*What is needed*
How many lines in this material include the string "élément"? Answer with the number and nothing further.

*Rows*

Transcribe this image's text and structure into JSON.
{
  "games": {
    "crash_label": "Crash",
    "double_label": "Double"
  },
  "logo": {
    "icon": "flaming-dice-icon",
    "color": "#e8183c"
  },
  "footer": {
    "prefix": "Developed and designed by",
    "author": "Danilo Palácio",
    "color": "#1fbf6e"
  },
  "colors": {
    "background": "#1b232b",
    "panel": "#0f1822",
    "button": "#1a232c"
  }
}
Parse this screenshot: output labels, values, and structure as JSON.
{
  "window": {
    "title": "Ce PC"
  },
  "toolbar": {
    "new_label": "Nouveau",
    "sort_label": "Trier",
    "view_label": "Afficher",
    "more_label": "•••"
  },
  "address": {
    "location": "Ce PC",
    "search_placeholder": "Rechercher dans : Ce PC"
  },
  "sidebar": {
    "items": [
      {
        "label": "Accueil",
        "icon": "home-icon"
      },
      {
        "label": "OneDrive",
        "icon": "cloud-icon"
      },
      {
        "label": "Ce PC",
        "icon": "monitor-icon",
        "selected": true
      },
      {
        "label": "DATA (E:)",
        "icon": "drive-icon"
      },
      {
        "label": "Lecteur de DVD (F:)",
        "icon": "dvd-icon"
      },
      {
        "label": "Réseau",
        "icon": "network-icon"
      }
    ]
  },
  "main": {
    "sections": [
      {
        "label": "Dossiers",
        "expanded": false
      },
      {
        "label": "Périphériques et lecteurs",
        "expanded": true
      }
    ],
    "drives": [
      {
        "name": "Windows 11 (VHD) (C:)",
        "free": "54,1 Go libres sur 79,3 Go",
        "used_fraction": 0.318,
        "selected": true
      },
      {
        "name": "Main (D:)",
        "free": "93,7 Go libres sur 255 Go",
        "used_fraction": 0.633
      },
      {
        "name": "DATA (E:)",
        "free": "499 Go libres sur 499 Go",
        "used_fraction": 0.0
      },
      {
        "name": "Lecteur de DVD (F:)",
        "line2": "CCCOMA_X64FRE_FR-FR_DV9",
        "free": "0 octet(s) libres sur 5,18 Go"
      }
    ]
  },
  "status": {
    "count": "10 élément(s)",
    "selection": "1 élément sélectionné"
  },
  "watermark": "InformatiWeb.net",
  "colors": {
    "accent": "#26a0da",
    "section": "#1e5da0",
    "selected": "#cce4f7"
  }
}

*Result for this task*
2